Extracted records

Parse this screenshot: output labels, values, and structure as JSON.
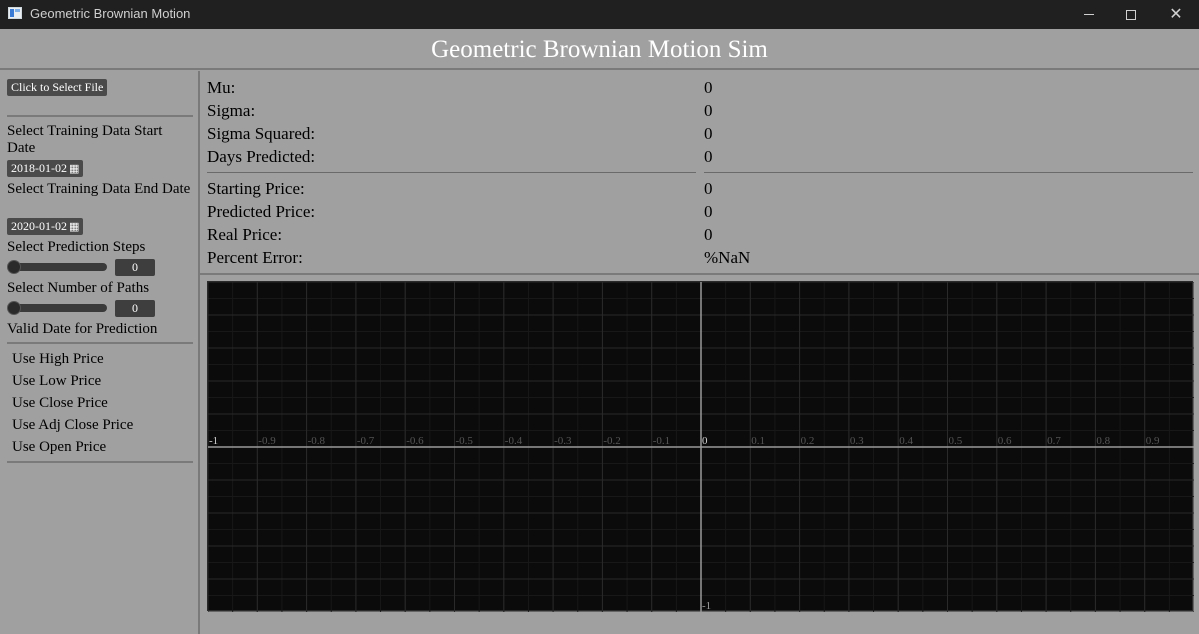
{
  "window": {
    "title": "Geometric Brownian Motion"
  },
  "app": {
    "heading": "Geometric Brownian Motion Sim"
  },
  "sidebar": {
    "select_file_label": "Click to Select File",
    "start_date_label": "Select Training Data Start Date",
    "start_date": "2018-01-02",
    "end_date_label": "Select Training Data End Date",
    "end_date": "2020-01-02",
    "prediction_steps_label": "Select Prediction Steps",
    "prediction_steps_value": "0",
    "paths_label": "Select Number of Paths",
    "paths_value": "0",
    "valid_date_label": "Valid Date for Prediction",
    "price_options": [
      "Use High Price",
      "Use Low Price",
      "Use Close Price",
      "Use Adj Close Price",
      "Use Open Price"
    ]
  },
  "stats": {
    "group1": [
      {
        "label": "Mu:",
        "value": "0"
      },
      {
        "label": "Sigma:",
        "value": "0"
      },
      {
        "label": "Sigma Squared:",
        "value": "0"
      },
      {
        "label": "Days Predicted:",
        "value": "0"
      }
    ],
    "group2": [
      {
        "label": "Starting Price:",
        "value": "0"
      },
      {
        "label": "Predicted Price:",
        "value": "0"
      },
      {
        "label": "Real Price:",
        "value": "0"
      },
      {
        "label": "Percent Error:",
        "value": "%NaN"
      }
    ]
  },
  "chart_data": {
    "type": "line",
    "x_ticks": [
      "-1",
      "-0.9",
      "-0.8",
      "-0.7",
      "-0.6",
      "-0.5",
      "-0.4",
      "-0.3",
      "-0.2",
      "-0.1",
      "0",
      "0.1",
      "0.2",
      "0.3",
      "0.4",
      "0.5",
      "0.6",
      "0.7",
      "0.8",
      "0.9"
    ],
    "y_tick_bottom": "-1",
    "xlim": [
      -1,
      1
    ],
    "ylim": [
      -1,
      1
    ],
    "grid": true,
    "series": []
  },
  "colors": {
    "background": "#a0a0a0",
    "chart_bg": "#0b0b0b",
    "titlebar": "#202020"
  }
}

**What is being asked**
Go over the records above line by line and count those holding the word "Motion". Reply only with the number.

**Solution**
2